__Given data__.
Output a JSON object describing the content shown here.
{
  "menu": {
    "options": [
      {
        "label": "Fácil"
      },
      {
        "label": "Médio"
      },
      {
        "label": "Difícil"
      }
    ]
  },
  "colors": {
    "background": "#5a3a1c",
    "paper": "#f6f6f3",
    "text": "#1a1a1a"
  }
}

__What is expected__.
Every entry above should be retyped exactly as shown.

__Written response__.
Output a JSON object describing the content shown here.
{
  "menu": {
    "options": [
      {
        "label": "Fácil"
      },
      {
        "label": "Médio"
      },
      {
        "label": "Difícil"
      }
    ]
  },
  "colors": {
    "background": "#5a3a1c",
    "paper": "#f6f6f3",
    "text": "#1a1a1a"
  }
}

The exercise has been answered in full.